(Data items)
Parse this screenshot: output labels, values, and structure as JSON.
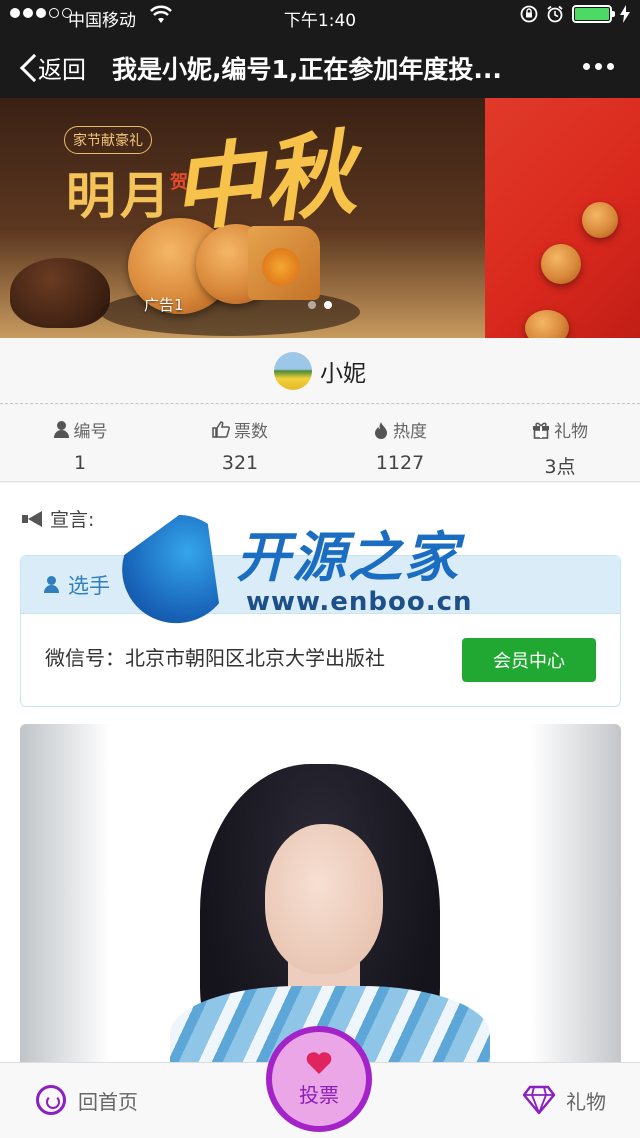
{
  "status_bar": {
    "carrier": "中国移动",
    "time": "下午1:40"
  },
  "nav": {
    "back_label": "返回",
    "title": "我是小妮,编号1,正在参加年度投..."
  },
  "banner": {
    "slide1_tag": "家节献豪礼",
    "slide1_title_a": "明月",
    "slide1_title_b": "中秋",
    "slide1_small": "贺",
    "caption": "广告1",
    "active_slide": 2,
    "slide_count": 2
  },
  "profile": {
    "name": "小妮"
  },
  "stats": [
    {
      "label": "编号",
      "value": "1",
      "icon": "user-icon"
    },
    {
      "label": "票数",
      "value": "321",
      "icon": "thumbs-up-icon"
    },
    {
      "label": "热度",
      "value": "1127",
      "icon": "flame-icon"
    },
    {
      "label": "礼物",
      "value": "3点",
      "icon": "gift-icon"
    }
  ],
  "slogan": {
    "label": "宣言:"
  },
  "card": {
    "header": "选手",
    "wechat_label": "微信号：北京市朝阳区北京大学出版社",
    "member_button": "会员中心"
  },
  "watermark": {
    "name": "开源之家",
    "url": "www.enboo.cn"
  },
  "bottom": {
    "home_label": "回首页",
    "vote_label": "投票",
    "gift_label": "礼物"
  },
  "colors": {
    "accent_purple": "#a323c9",
    "button_green": "#21a833",
    "card_header_blue": "#2f7fbe"
  }
}
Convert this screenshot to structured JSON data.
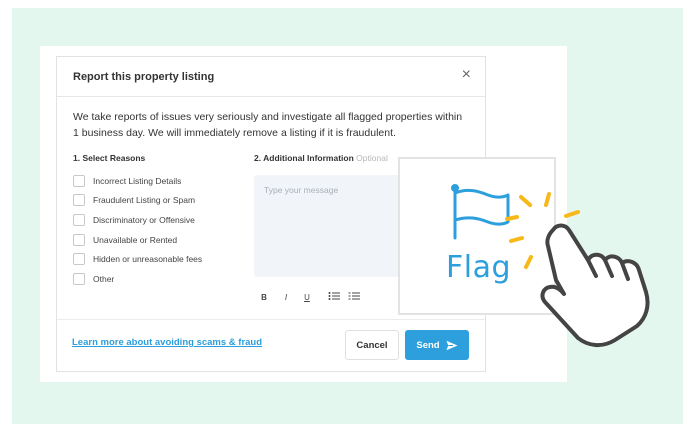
{
  "modal": {
    "title": "Report this property listing",
    "close_glyph": "×",
    "intro": "We take reports of issues very seriously and investigate all flagged properties within 1 business day. We will immediately remove a listing if it is fraudulent."
  },
  "reasons": {
    "title": "1. Select Reasons",
    "items": [
      "Incorrect Listing Details",
      "Fraudulent Listing or Spam",
      "Discriminatory or Offensive",
      "Unavailable or Rented",
      "Hidden or unreasonable fees",
      "Other"
    ]
  },
  "additional": {
    "title": "2. Additional Information",
    "optional": "Optional",
    "placeholder": "Type your message"
  },
  "toolbar": {
    "bold": "B",
    "italic": "I",
    "underline": "U"
  },
  "footer": {
    "learn_link": "Learn more about avoiding scams & fraud",
    "cancel_label": "Cancel",
    "send_label": "Send"
  },
  "flag_card": {
    "label": "Flag"
  },
  "colors": {
    "accent": "#2d9fdc",
    "spark": "#f7b818",
    "background": "#e4f7ef"
  }
}
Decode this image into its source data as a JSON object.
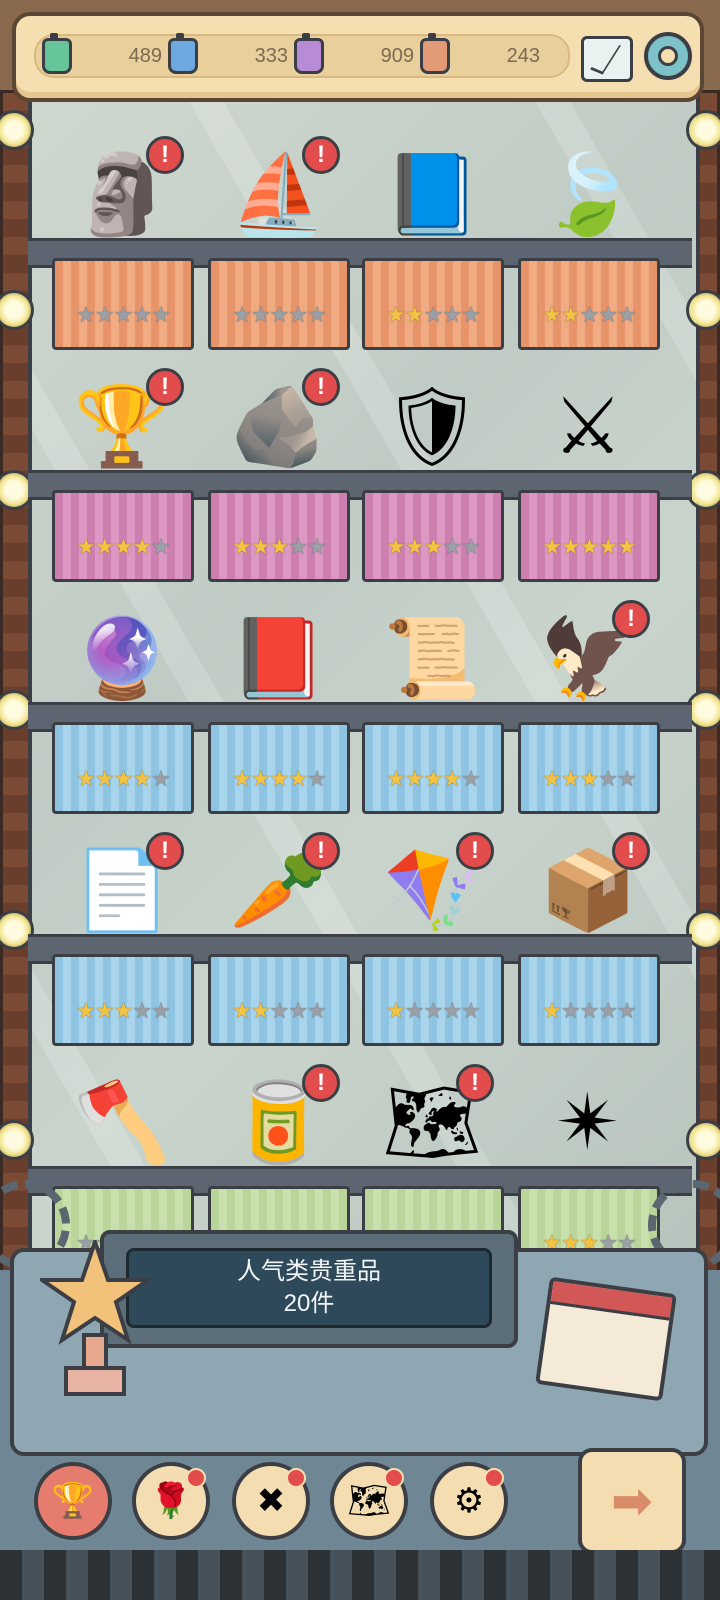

— Directions —
Set each line of the records down exactly, leaving every picture out.

— Response to the exercise —
Parse this screenshot: output labels, values, and structure as JSON.
{
  "status_bar": {
    "carrier": "中国移动",
    "time": "下午1:40"
  },
  "nav": {
    "back_label": "返回",
    "title": "我是小妮,编号1,正在参加年度投..."
  },
  "banner": {
    "slide1_tag": "家节献豪礼",
    "slide1_title_a": "明月",
    "slide1_title_b": "中秋",
    "slide1_small": "贺",
    "caption": "广告1",
    "active_slide": 2,
    "slide_count": 2
  },
  "profile": {
    "name": "小妮"
  },
  "stats": [
    {
      "label": "编号",
      "value": "1",
      "icon": "user-icon"
    },
    {
      "label": "票数",
      "value": "321",
      "icon": "thumbs-up-icon"
    },
    {
      "label": "热度",
      "value": "1127",
      "icon": "flame-icon"
    },
    {
      "label": "礼物",
      "value": "3点",
      "icon": "gift-icon"
    }
  ],
  "slogan": {
    "label": "宣言:"
  },
  "card": {
    "header": "选手",
    "wechat_label": "微信号：北京市朝阳区北京大学出版社",
    "member_button": "会员中心"
  },
  "watermark": {
    "name": "开源之家",
    "url": "www.enboo.cn"
  },
  "bottom": {
    "home_label": "回首页",
    "vote_label": "投票",
    "gift_label": "礼物"
  },
  "colors": {
    "accent_purple": "#a323c9",
    "button_green": "#21a833",
    "card_header_blue": "#2f7fbe"
  }
}
Convert this screenshot to structured JSON data.
{
  "modal": {
    "title": "Report this property listing",
    "close_glyph": "×",
    "intro": "We take reports of issues very seriously and investigate all flagged properties within 1 business day. We will immediately remove a listing if it is fraudulent."
  },
  "reasons": {
    "title": "1. Select Reasons",
    "items": [
      "Incorrect Listing Details",
      "Fraudulent Listing or Spam",
      "Discriminatory or Offensive",
      "Unavailable or Rented",
      "Hidden or unreasonable fees",
      "Other"
    ]
  },
  "additional": {
    "title": "2. Additional Information",
    "optional": "Optional",
    "placeholder": "Type your message"
  },
  "toolbar": {
    "bold": "B",
    "italic": "I",
    "underline": "U"
  },
  "footer": {
    "learn_link": "Learn more about avoiding scams & fraud",
    "cancel_label": "Cancel",
    "send_label": "Send"
  },
  "flag_card": {
    "label": "Flag"
  },
  "colors": {
    "accent": "#2d9fdc",
    "spark": "#f7b818",
    "background": "#e4f7ef"
  }
}
Decode this image into its source data as a JSON object.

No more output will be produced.